AIM OF THE EXERCISE: Gather every line below where "source" appears.

RECORDS FOR THE EXERCISE:
Begin
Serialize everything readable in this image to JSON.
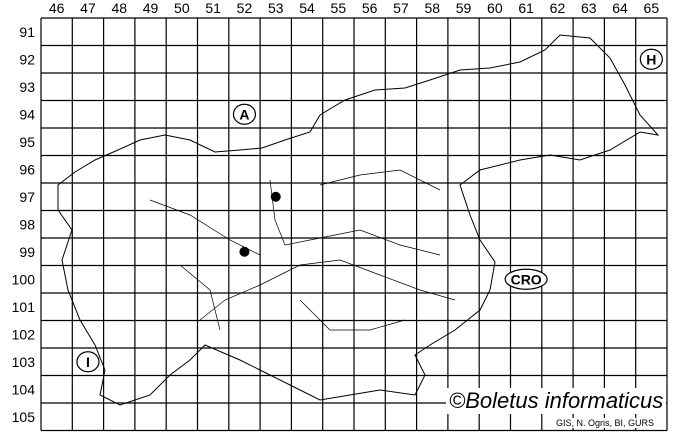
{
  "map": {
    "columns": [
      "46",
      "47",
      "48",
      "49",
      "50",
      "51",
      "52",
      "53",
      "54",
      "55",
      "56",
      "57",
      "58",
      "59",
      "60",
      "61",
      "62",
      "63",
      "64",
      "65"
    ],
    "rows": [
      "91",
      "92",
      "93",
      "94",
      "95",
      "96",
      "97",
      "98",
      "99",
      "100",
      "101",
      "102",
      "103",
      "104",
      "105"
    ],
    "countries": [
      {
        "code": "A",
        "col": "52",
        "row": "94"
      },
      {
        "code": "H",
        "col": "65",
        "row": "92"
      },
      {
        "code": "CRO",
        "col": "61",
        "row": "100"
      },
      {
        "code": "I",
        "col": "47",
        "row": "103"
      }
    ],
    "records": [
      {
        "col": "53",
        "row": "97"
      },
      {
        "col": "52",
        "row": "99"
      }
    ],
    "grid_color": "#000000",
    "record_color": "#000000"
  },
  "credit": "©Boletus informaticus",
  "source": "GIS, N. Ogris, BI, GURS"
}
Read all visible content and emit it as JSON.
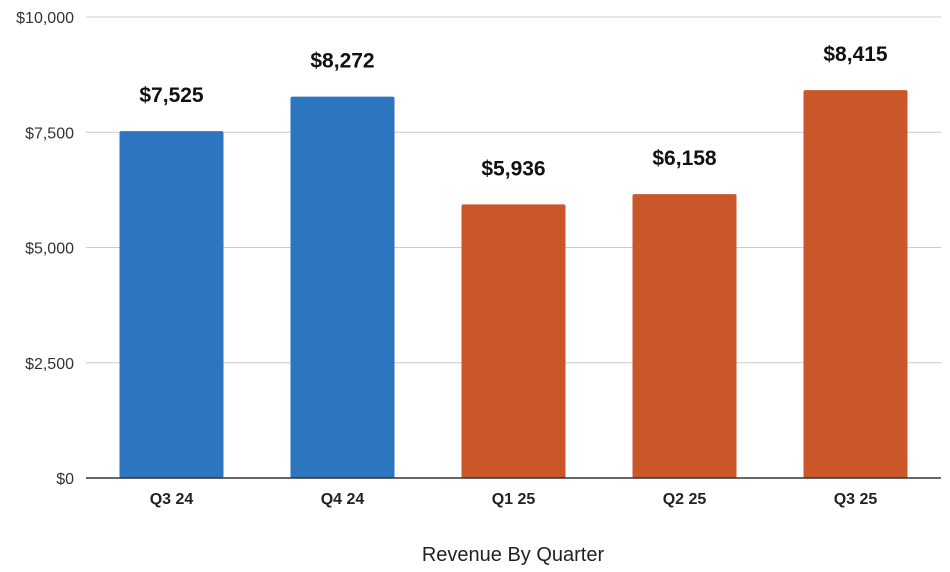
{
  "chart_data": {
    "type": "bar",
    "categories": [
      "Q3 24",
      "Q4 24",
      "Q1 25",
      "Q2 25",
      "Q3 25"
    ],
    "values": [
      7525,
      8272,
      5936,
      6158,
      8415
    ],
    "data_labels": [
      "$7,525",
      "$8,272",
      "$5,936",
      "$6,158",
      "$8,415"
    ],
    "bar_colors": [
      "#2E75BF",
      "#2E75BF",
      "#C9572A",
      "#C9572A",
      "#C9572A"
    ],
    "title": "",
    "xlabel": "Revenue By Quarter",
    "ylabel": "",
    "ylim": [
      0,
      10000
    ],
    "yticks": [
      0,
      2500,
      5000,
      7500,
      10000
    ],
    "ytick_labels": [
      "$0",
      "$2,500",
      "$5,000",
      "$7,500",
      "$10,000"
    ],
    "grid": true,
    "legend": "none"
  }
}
End
Begin
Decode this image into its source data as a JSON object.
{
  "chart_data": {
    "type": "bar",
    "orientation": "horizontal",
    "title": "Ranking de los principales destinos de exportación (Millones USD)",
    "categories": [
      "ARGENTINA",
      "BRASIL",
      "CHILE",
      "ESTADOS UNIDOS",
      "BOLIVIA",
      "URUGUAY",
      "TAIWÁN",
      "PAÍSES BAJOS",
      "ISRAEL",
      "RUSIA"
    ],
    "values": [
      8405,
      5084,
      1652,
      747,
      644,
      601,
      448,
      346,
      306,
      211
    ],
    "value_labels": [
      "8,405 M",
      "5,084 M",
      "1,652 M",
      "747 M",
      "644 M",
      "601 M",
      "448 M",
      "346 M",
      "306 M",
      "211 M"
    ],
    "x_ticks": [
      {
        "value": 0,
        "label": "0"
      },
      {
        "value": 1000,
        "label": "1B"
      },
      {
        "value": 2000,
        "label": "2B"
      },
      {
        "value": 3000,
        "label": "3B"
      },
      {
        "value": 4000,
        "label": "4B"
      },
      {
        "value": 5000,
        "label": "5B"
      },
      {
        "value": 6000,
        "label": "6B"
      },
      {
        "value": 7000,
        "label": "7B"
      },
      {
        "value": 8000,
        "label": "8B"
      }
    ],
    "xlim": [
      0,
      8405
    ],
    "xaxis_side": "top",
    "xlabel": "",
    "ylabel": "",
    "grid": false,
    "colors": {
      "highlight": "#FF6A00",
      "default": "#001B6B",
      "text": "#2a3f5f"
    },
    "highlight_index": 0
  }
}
End
Begin
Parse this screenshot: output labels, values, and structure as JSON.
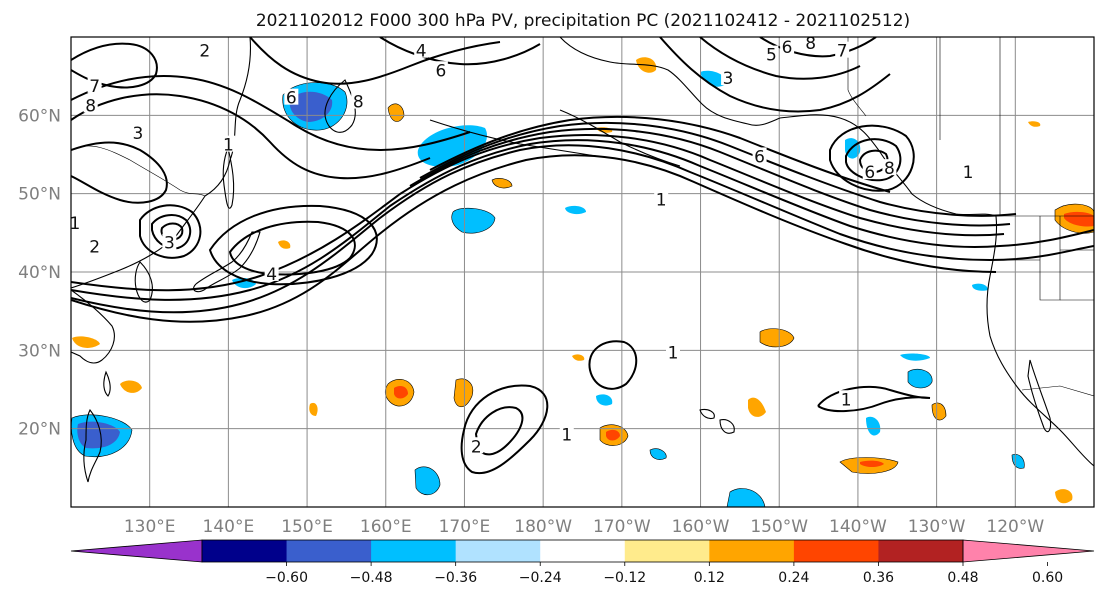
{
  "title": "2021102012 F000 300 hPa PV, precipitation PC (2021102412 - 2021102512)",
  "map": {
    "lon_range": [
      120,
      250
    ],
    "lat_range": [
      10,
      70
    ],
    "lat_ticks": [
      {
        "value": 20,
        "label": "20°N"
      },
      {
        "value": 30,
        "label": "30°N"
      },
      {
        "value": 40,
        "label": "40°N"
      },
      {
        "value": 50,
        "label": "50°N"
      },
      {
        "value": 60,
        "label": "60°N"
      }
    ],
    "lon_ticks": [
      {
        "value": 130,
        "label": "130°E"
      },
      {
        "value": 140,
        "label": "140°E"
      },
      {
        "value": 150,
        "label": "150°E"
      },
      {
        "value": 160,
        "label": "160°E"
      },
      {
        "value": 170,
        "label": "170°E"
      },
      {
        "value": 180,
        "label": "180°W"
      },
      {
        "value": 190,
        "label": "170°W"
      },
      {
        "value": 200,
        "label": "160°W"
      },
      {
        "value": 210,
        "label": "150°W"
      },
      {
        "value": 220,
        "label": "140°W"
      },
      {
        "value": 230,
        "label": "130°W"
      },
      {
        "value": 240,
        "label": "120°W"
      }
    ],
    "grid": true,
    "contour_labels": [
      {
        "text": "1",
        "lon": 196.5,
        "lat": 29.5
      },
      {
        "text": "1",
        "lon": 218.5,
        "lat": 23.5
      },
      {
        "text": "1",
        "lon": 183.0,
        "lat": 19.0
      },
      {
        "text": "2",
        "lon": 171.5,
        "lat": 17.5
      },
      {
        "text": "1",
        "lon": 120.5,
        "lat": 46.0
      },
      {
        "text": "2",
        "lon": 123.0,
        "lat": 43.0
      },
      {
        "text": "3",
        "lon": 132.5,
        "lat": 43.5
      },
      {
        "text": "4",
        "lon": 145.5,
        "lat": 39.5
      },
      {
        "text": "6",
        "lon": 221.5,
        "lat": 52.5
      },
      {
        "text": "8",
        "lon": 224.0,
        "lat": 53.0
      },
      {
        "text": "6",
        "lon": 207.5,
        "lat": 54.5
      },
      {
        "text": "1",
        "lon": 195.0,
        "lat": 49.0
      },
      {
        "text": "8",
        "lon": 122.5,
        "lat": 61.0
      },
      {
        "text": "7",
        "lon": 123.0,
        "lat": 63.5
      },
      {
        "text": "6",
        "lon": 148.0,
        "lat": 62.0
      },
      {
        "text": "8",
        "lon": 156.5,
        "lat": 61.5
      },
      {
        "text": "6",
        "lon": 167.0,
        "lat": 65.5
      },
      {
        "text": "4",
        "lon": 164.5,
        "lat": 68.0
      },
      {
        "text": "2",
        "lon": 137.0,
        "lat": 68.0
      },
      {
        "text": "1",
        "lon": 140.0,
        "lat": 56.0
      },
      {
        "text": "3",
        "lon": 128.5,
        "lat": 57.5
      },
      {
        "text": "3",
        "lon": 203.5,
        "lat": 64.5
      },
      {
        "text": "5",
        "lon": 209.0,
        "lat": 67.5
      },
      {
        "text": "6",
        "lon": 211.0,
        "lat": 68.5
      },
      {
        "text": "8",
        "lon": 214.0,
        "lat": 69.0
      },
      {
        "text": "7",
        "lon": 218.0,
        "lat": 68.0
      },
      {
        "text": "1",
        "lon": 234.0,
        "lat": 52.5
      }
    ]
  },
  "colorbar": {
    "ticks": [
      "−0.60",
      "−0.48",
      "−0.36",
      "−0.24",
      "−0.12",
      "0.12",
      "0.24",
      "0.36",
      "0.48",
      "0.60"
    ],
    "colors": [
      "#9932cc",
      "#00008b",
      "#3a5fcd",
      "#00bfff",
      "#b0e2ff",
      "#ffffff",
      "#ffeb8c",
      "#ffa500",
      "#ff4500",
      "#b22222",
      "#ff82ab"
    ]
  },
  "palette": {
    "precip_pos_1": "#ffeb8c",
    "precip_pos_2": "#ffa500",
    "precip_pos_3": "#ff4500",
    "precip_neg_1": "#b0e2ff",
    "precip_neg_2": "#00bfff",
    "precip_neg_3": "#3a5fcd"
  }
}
End
COMPLETE RESPONSE:
  "source": "GIS, N. Ogris, BI, GURS"
Decode this image into its source data as a JSON object.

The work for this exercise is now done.